>> START Task material

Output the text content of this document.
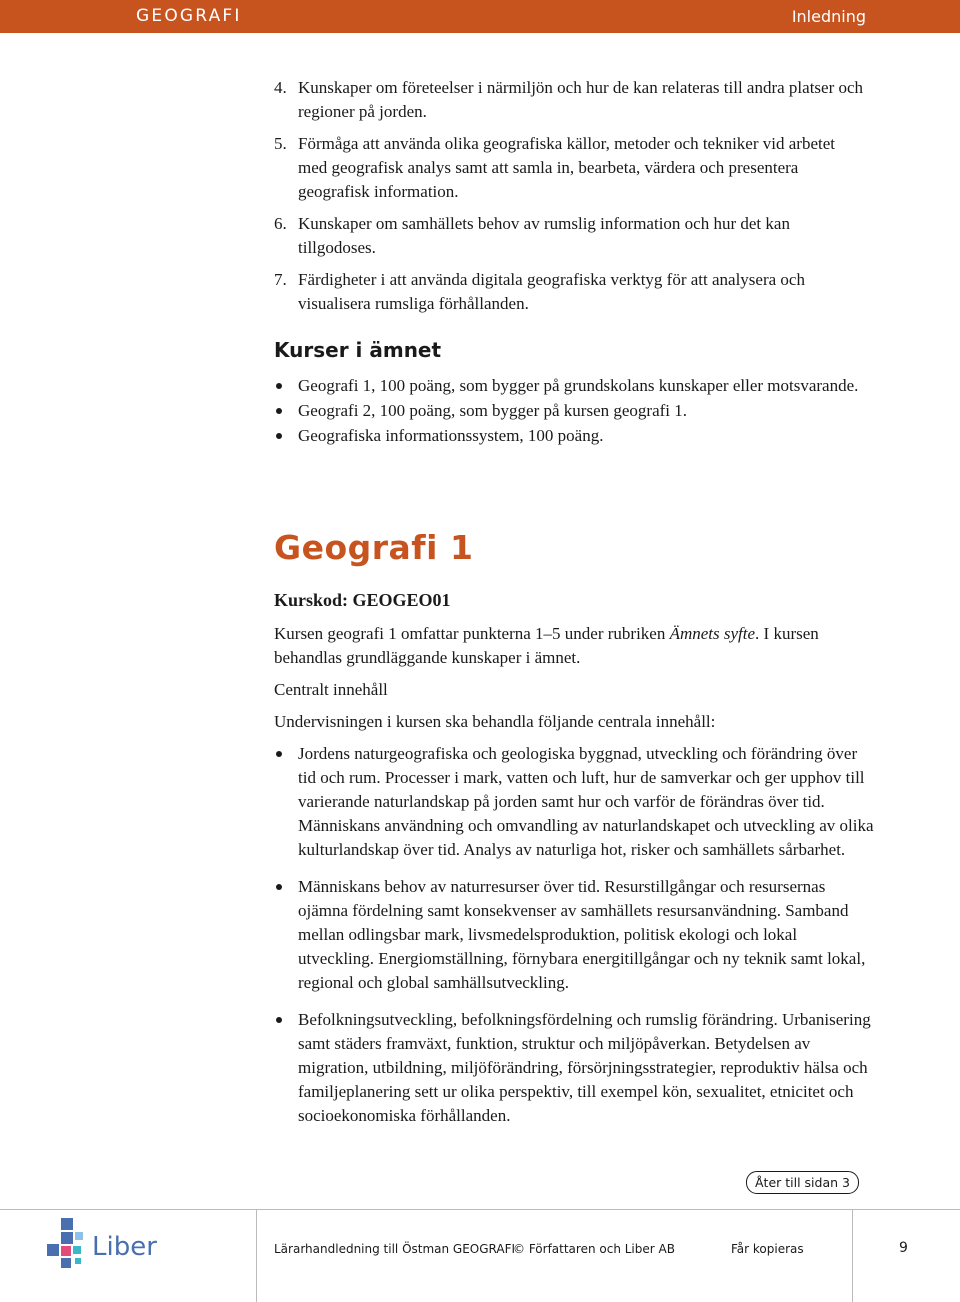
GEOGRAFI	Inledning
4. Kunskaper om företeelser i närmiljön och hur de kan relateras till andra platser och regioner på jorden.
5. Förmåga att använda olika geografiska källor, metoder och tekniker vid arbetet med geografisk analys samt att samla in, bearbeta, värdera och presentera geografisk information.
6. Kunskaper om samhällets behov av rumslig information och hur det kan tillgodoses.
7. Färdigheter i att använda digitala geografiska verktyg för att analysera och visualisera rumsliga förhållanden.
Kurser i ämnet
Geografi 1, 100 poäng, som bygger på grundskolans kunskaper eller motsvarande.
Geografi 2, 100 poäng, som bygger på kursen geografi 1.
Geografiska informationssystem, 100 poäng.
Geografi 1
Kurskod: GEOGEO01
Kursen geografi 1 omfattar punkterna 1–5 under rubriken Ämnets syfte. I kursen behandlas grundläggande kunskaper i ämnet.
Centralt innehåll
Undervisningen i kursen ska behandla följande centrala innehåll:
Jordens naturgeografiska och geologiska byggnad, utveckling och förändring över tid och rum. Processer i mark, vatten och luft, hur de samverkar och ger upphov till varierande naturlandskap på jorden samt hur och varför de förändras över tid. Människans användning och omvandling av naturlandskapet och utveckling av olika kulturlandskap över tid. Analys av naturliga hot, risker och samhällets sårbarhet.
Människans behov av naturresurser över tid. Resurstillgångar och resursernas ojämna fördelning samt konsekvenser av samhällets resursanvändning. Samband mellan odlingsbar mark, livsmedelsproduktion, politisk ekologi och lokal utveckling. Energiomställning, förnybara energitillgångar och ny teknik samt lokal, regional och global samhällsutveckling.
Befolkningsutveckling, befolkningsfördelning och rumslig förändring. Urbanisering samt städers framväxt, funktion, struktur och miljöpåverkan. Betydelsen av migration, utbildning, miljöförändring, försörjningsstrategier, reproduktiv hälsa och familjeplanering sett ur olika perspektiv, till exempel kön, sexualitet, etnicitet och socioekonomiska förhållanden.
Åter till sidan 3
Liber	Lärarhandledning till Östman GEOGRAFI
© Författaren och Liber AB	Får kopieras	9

>> END Task material
>> START Task material

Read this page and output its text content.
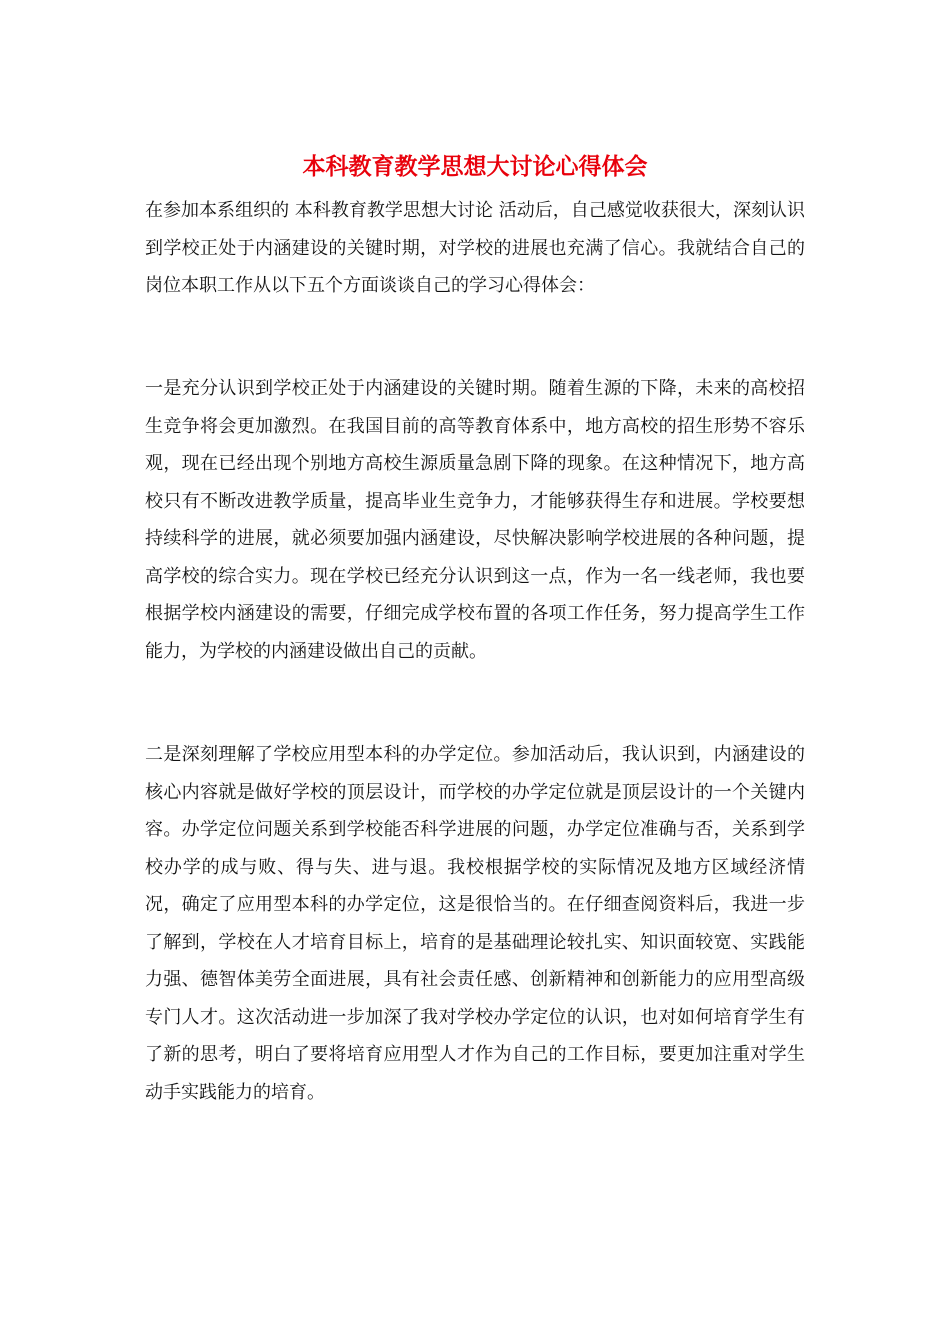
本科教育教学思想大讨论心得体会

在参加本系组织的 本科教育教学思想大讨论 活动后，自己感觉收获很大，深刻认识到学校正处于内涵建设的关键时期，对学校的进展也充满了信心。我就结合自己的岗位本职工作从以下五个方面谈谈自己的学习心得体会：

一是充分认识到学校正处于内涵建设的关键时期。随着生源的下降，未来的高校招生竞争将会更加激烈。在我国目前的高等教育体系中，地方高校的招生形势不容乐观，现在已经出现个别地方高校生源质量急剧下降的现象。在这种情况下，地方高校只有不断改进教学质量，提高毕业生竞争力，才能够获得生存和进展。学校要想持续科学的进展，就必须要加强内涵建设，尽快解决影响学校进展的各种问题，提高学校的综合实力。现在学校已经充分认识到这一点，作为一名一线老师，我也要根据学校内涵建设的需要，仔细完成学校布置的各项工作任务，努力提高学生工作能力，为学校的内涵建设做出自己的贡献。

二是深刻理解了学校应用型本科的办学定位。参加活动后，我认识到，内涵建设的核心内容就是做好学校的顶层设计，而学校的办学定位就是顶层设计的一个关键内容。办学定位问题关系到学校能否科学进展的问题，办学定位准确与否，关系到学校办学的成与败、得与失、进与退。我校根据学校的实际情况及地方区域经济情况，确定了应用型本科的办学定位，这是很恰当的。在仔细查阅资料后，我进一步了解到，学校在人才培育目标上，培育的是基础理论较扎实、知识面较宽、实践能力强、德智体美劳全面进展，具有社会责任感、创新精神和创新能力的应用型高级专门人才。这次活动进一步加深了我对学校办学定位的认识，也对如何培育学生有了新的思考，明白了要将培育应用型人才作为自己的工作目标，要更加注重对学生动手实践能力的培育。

>> END Task material
>> START Task material

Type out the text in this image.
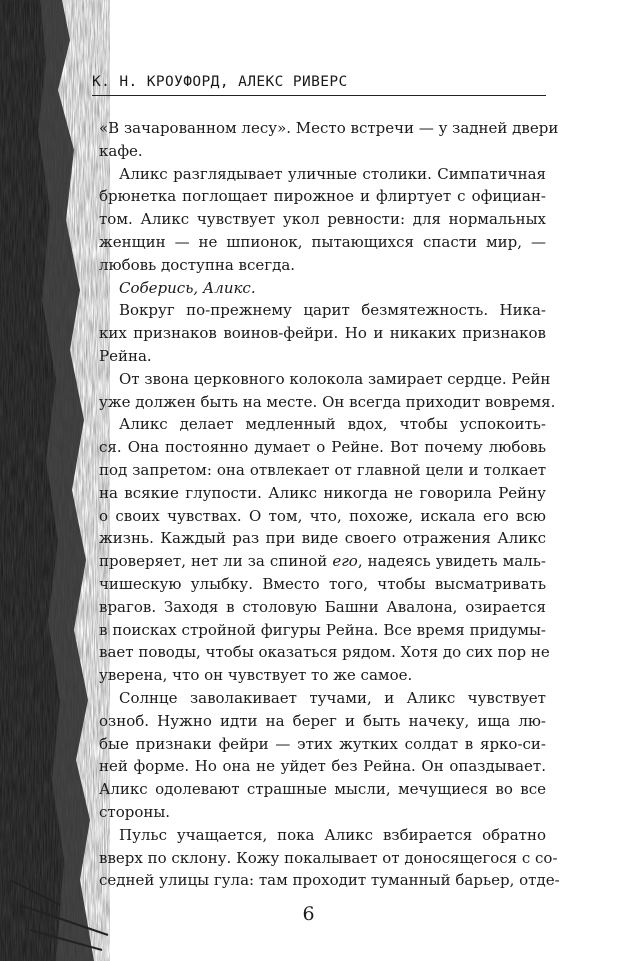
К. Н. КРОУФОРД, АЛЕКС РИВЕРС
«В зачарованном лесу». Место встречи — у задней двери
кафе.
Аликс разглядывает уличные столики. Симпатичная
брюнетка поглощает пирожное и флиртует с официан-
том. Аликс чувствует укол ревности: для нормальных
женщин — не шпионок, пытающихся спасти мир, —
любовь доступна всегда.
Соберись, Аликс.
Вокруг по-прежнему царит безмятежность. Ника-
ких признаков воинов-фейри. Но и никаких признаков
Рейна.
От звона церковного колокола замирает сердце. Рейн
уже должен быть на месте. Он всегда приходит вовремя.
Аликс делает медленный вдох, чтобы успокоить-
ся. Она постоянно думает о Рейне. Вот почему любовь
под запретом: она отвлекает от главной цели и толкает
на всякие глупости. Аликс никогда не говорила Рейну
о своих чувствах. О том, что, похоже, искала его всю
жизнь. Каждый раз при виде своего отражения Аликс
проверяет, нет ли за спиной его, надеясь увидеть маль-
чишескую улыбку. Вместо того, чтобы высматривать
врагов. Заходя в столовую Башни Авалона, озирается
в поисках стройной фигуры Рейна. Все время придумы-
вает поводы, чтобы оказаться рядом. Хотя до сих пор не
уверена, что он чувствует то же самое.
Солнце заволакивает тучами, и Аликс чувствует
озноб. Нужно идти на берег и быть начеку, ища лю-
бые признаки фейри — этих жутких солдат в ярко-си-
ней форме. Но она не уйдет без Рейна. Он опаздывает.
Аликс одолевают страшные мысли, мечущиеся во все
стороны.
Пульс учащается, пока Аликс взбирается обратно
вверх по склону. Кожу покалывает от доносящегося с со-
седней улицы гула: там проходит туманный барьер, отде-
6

>> END Task material

Task to carry out: Search the entries for the string "чувствует" and collect each line that has it.

Solution:
том. Аликс чувствует укол ревности: для нормальных
уверена, что он чувствует то же самое.
Солнце заволакивает тучами, и Аликс чувствует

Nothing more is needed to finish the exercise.